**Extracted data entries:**
----
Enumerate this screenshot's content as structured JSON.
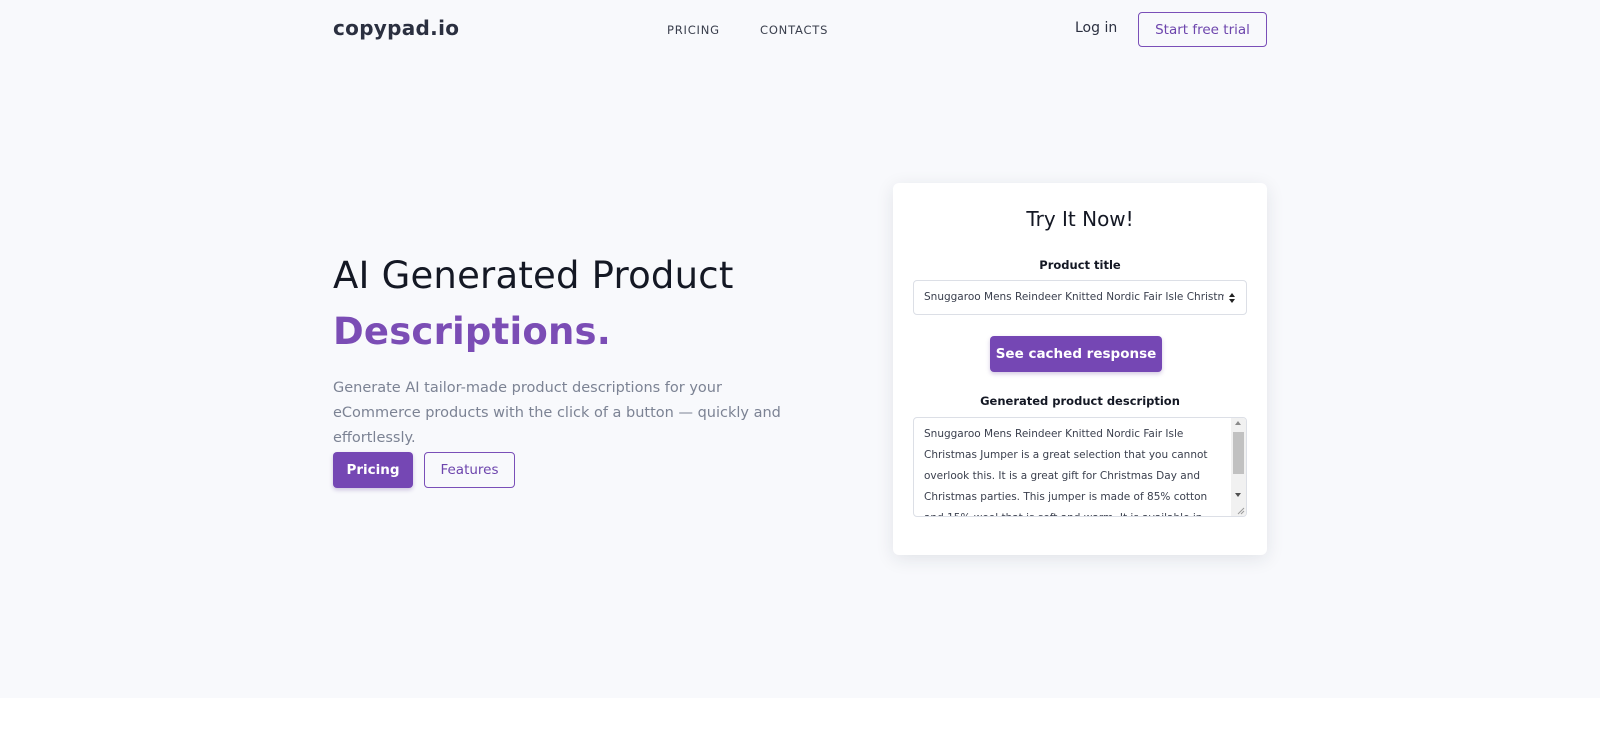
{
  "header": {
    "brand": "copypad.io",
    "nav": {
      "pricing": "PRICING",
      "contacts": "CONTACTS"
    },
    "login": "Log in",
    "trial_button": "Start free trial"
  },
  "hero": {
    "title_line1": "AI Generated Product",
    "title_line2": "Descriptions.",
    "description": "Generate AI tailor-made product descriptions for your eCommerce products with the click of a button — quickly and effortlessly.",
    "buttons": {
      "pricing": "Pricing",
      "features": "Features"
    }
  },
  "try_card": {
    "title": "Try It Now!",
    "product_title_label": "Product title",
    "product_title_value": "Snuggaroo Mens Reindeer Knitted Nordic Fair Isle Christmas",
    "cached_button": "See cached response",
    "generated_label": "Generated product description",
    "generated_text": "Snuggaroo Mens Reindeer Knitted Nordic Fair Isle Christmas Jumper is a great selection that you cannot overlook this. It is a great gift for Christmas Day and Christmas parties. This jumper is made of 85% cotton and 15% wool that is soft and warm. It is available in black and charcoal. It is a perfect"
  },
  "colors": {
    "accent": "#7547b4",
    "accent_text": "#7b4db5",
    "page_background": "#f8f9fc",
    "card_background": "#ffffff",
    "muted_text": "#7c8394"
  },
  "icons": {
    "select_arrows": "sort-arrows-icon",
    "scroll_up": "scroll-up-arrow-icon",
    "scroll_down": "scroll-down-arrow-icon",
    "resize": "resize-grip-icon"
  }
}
----
**TASK:** Reproduce all the entries that precede this task, word for word, minus any pictures.

**FINISHED ANSWER:**
Enumerate this screenshot's content as structured JSON.
{
  "header": {
    "brand": "copypad.io",
    "nav": {
      "pricing": "PRICING",
      "contacts": "CONTACTS"
    },
    "login": "Log in",
    "trial_button": "Start free trial"
  },
  "hero": {
    "title_line1": "AI Generated Product",
    "title_line2": "Descriptions.",
    "description": "Generate AI tailor-made product descriptions for your eCommerce products with the click of a button — quickly and effortlessly.",
    "buttons": {
      "pricing": "Pricing",
      "features": "Features"
    }
  },
  "try_card": {
    "title": "Try It Now!",
    "product_title_label": "Product title",
    "product_title_value": "Snuggaroo Mens Reindeer Knitted Nordic Fair Isle Christmas",
    "cached_button": "See cached response",
    "generated_label": "Generated product description",
    "generated_text": "Snuggaroo Mens Reindeer Knitted Nordic Fair Isle Christmas Jumper is a great selection that you cannot overlook this. It is a great gift for Christmas Day and Christmas parties. This jumper is made of 85% cotton and 15% wool that is soft and warm. It is available in black and charcoal. It is a perfect"
  },
  "colors": {
    "accent": "#7547b4",
    "accent_text": "#7b4db5",
    "page_background": "#f8f9fc",
    "card_background": "#ffffff",
    "muted_text": "#7c8394"
  },
  "icons": {
    "select_arrows": "sort-arrows-icon",
    "scroll_up": "scroll-up-arrow-icon",
    "scroll_down": "scroll-down-arrow-icon",
    "resize": "resize-grip-icon"
  }
}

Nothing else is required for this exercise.